Exercise details = Tally every line featuring "made", then give that tally alone.

Source data =
___
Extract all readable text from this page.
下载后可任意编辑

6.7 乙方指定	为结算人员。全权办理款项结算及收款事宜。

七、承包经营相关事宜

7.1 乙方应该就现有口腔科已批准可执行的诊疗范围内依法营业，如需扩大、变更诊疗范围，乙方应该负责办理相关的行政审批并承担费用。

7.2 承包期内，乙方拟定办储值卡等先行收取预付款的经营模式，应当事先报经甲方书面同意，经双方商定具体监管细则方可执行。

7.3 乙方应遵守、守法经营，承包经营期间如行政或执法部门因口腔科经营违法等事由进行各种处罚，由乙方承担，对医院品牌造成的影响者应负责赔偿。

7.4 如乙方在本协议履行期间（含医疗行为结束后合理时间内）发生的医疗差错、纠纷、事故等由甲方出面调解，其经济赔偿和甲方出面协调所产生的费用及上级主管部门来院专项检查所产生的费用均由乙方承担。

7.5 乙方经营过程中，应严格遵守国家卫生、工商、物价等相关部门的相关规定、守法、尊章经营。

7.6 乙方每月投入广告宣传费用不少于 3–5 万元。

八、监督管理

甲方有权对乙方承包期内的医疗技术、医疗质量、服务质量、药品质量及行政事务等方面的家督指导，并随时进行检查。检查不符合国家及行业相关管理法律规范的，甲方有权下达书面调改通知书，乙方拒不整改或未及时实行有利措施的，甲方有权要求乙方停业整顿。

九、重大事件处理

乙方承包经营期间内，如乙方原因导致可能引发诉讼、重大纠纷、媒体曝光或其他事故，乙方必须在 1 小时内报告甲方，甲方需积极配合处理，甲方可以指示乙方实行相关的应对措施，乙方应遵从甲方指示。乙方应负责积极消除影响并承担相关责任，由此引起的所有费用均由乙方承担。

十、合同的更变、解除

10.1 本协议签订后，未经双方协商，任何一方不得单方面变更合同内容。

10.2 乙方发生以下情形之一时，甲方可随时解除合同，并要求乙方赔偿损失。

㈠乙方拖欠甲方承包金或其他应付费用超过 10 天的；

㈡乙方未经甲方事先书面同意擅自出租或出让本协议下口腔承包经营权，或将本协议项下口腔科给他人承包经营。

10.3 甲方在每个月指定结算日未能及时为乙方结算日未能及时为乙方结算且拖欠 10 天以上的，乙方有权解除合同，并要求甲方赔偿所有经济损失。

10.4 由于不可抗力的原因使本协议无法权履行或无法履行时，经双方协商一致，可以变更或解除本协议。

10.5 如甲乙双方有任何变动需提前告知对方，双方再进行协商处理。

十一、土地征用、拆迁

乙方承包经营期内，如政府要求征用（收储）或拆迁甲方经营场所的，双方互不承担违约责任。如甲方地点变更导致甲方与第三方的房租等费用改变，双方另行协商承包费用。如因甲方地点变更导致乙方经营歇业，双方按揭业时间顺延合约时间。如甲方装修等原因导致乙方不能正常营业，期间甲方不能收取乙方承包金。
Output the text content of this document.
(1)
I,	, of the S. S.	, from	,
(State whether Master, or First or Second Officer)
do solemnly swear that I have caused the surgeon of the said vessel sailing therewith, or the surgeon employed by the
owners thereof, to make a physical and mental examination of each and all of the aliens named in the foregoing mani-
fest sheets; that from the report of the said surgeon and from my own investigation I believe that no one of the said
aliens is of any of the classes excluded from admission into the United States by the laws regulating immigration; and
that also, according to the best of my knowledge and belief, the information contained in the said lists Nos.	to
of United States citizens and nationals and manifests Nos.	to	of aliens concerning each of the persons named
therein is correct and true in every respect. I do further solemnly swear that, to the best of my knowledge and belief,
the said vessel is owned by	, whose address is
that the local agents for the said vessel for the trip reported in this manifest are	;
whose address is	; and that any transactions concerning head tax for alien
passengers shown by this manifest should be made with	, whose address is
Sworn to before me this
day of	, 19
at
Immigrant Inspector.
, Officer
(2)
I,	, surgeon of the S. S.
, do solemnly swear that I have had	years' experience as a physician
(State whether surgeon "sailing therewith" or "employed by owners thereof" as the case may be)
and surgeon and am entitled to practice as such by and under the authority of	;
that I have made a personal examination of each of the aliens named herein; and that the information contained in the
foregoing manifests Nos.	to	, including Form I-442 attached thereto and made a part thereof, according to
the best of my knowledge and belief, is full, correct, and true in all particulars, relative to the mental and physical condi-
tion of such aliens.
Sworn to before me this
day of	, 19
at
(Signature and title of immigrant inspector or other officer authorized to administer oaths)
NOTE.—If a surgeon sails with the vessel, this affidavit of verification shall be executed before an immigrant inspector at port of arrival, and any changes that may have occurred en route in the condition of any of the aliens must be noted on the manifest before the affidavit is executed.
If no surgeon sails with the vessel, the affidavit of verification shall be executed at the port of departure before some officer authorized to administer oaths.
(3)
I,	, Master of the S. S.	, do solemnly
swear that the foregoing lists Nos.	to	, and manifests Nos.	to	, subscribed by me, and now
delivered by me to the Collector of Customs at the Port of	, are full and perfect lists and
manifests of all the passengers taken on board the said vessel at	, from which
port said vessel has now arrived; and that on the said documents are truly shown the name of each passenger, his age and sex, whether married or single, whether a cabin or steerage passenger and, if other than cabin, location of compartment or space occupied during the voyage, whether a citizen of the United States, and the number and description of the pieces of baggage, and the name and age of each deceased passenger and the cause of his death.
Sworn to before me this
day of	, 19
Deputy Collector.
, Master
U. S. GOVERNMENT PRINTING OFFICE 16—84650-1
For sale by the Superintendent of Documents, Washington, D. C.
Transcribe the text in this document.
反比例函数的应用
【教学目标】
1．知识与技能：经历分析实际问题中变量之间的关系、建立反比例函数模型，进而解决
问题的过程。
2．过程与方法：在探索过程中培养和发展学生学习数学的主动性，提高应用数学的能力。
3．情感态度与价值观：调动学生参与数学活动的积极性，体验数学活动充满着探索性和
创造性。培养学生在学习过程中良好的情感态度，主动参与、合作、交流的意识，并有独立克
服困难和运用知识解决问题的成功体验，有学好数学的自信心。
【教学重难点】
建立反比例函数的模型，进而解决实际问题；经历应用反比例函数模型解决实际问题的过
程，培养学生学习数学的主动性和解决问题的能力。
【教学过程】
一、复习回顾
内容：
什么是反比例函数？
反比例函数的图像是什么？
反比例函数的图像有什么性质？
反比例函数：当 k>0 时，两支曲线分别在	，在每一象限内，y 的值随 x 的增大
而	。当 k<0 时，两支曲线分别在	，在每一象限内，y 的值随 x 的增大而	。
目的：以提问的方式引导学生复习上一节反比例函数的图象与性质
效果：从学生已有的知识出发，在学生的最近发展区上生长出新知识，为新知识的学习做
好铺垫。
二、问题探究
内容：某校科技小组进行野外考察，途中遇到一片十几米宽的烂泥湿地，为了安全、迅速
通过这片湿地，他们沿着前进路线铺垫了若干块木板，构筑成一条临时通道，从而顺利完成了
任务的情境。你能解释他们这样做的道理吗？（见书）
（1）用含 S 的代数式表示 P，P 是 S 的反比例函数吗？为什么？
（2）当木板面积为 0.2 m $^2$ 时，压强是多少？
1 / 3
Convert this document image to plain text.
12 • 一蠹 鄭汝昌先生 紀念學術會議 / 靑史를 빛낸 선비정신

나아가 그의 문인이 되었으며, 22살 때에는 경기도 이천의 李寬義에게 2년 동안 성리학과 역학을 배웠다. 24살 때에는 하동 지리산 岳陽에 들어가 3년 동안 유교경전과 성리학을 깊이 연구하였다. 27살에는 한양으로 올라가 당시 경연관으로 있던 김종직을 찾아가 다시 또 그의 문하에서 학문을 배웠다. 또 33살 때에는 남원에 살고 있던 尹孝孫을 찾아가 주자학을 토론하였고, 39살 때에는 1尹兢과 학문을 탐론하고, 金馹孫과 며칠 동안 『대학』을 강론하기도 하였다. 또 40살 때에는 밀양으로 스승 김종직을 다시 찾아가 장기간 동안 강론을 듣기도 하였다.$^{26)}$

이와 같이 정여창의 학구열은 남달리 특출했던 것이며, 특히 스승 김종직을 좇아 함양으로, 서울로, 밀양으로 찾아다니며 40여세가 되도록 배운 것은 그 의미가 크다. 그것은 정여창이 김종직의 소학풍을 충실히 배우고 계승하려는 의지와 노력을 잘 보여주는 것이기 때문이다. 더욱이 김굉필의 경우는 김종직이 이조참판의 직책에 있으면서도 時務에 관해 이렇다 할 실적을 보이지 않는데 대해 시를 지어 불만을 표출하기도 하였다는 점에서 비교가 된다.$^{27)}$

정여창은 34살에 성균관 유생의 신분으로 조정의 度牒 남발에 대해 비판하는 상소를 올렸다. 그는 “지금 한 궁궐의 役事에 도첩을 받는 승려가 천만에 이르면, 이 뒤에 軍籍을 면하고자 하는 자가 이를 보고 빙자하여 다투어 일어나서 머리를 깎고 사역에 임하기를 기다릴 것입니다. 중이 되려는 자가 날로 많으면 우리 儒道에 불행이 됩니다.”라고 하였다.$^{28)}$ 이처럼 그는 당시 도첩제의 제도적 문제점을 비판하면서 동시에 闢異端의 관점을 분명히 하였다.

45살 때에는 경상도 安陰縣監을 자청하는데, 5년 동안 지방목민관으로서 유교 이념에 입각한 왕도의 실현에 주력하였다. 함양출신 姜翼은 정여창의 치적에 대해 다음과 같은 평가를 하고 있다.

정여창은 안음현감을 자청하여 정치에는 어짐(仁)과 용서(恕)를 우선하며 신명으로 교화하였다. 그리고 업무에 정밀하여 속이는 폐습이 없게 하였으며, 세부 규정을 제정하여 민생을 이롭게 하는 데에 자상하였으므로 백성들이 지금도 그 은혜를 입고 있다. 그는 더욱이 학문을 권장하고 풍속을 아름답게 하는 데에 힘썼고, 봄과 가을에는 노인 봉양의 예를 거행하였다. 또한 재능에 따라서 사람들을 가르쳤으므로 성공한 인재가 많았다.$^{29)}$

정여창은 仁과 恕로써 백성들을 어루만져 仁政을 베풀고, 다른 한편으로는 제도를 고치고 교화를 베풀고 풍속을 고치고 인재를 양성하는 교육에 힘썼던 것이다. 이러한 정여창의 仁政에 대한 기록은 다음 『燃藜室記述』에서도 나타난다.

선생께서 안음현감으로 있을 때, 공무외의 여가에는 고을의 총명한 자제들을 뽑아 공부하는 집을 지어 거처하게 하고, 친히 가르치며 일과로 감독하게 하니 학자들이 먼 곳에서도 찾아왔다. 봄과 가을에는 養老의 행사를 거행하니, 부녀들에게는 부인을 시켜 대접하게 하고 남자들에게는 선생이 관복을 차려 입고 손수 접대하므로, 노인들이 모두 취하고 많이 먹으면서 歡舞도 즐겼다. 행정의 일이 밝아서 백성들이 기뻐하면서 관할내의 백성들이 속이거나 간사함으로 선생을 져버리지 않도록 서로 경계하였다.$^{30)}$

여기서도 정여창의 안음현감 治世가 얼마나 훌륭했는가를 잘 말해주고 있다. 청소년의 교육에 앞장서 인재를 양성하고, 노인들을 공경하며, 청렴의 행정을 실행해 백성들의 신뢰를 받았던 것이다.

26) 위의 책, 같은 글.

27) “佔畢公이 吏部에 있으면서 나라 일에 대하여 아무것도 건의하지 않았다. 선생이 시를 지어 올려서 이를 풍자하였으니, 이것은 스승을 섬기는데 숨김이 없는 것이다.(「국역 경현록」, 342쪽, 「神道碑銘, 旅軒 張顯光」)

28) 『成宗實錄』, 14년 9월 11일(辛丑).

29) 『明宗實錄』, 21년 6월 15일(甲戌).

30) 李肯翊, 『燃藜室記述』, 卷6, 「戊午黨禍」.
___
Response to the exercise = 3